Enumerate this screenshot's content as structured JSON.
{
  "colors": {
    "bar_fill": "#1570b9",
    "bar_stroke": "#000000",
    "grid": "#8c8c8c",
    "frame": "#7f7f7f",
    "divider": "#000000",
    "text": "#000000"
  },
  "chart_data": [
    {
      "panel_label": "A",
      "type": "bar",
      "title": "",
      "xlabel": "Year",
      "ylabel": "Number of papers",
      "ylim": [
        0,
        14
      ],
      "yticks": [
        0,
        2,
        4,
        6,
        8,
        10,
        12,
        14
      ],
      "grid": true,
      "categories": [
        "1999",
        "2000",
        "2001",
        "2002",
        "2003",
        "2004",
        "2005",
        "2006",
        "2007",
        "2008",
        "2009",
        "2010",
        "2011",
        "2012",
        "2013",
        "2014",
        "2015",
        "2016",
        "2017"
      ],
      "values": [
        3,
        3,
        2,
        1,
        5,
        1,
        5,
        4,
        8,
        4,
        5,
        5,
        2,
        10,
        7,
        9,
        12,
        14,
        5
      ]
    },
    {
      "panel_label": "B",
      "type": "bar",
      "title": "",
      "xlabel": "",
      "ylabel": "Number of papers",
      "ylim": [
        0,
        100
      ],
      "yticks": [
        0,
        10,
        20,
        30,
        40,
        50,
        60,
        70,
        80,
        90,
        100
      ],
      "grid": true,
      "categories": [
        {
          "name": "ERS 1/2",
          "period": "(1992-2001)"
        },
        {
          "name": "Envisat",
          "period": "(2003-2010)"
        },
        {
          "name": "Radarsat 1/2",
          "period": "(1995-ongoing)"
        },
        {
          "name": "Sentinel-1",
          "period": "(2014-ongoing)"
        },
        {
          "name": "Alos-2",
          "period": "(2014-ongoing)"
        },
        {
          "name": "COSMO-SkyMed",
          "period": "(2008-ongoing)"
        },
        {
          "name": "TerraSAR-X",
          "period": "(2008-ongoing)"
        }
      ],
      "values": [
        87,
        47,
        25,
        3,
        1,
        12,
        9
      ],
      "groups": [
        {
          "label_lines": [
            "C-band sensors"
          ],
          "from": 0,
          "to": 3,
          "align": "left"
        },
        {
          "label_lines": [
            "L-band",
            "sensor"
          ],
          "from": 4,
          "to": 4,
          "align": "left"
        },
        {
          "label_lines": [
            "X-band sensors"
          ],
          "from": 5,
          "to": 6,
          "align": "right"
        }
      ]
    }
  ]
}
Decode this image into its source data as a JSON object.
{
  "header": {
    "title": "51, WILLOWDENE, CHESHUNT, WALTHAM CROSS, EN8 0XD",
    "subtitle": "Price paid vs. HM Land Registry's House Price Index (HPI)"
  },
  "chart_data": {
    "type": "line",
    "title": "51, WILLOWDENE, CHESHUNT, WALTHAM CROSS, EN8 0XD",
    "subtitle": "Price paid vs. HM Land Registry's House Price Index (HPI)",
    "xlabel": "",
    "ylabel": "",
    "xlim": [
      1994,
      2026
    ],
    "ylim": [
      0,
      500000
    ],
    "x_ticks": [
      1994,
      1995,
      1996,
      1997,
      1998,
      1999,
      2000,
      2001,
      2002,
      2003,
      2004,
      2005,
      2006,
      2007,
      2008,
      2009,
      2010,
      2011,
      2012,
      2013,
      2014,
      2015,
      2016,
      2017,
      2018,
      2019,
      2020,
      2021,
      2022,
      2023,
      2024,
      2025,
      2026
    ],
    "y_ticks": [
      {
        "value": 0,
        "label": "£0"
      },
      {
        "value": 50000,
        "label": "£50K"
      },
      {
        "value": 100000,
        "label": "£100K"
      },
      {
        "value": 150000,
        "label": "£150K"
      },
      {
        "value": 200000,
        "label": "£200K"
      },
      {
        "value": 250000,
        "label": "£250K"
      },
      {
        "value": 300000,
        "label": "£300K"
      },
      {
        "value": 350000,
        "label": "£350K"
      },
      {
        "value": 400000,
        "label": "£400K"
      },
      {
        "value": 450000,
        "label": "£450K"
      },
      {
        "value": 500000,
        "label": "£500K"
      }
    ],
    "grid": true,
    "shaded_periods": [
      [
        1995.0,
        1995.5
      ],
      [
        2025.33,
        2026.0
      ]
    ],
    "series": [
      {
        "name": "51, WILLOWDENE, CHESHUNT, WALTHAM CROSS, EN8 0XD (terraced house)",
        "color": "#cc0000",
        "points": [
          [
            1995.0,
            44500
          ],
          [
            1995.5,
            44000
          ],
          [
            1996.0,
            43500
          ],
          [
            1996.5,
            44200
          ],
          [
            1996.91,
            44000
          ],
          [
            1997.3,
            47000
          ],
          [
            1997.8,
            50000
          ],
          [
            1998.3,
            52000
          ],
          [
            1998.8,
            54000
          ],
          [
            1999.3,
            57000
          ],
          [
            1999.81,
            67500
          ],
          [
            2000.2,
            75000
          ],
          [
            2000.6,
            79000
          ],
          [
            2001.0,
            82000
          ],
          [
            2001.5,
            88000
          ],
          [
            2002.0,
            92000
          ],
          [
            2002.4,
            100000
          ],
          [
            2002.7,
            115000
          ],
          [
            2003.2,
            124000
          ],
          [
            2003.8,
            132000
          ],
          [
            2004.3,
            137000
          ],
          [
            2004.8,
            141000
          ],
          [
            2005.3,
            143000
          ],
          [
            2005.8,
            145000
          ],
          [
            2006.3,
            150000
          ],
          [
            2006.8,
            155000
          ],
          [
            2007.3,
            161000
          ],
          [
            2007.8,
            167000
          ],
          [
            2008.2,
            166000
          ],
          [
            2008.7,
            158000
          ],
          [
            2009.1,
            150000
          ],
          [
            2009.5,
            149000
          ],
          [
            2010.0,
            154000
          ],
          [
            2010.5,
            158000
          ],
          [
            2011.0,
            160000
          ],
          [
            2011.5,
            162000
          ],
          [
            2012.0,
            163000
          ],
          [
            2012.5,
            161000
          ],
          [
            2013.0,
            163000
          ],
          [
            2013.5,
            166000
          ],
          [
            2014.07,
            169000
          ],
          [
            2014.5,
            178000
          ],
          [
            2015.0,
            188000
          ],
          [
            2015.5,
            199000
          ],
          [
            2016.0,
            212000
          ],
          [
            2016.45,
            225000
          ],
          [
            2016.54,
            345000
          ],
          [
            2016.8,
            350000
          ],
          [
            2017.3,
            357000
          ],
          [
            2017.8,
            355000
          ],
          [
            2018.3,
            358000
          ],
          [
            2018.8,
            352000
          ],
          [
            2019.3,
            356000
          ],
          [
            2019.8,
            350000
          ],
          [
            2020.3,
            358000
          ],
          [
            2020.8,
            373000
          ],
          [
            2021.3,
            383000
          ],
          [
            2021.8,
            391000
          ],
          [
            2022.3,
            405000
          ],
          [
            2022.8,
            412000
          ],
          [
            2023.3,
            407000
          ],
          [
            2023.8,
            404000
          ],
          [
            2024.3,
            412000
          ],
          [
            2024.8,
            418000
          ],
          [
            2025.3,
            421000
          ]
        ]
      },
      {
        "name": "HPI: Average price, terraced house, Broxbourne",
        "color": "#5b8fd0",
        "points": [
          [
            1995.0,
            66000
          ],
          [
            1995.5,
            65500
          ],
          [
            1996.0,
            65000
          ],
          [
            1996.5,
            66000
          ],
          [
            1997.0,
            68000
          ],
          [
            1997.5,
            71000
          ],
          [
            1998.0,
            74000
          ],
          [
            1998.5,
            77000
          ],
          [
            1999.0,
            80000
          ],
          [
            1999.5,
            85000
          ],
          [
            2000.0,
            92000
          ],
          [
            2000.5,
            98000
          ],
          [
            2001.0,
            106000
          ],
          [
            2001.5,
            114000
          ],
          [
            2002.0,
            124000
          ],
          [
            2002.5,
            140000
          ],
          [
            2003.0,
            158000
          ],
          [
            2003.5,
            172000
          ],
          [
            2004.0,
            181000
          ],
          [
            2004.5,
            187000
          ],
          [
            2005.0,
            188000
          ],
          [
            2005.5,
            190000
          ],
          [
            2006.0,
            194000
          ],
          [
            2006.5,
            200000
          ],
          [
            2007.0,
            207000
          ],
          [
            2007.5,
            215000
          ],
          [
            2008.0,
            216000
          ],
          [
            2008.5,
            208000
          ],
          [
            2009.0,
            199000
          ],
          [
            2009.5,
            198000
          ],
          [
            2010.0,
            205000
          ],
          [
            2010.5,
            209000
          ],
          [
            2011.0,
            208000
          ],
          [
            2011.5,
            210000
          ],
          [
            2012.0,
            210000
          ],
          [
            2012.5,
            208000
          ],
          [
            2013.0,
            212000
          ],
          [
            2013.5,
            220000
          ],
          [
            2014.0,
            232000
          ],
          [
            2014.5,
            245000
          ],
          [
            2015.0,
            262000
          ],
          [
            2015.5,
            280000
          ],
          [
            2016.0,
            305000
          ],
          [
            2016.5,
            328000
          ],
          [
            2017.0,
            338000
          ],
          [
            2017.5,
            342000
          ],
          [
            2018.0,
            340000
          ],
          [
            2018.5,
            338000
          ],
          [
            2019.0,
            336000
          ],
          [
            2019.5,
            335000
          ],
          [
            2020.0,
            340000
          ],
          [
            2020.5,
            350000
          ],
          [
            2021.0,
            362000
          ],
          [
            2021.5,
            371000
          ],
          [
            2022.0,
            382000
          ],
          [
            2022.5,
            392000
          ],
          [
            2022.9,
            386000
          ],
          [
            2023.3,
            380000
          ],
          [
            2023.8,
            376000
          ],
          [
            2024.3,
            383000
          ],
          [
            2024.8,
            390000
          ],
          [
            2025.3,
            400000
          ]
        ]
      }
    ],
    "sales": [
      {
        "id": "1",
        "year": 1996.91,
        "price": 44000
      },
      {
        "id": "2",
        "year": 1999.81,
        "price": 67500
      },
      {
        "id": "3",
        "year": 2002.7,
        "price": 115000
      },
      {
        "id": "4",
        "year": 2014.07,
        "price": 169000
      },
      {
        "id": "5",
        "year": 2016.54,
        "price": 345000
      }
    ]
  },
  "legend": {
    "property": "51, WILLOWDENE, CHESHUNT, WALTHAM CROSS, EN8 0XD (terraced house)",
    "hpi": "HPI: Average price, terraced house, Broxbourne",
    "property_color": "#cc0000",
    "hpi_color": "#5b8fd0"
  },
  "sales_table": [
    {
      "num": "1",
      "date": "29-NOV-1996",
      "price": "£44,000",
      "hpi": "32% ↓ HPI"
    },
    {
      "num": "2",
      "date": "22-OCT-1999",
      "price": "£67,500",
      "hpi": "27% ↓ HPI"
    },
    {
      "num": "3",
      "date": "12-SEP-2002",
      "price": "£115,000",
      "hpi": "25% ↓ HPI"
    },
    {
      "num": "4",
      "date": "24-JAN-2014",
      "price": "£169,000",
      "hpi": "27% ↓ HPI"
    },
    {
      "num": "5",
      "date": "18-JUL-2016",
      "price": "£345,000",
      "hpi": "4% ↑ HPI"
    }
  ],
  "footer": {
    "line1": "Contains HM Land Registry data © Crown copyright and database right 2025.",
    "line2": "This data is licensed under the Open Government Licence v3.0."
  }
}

# EXERCISE DESCRIPTION:
Each line containing the word "Index" counts once; report the total alone.

# EXERCISE RESULT:
2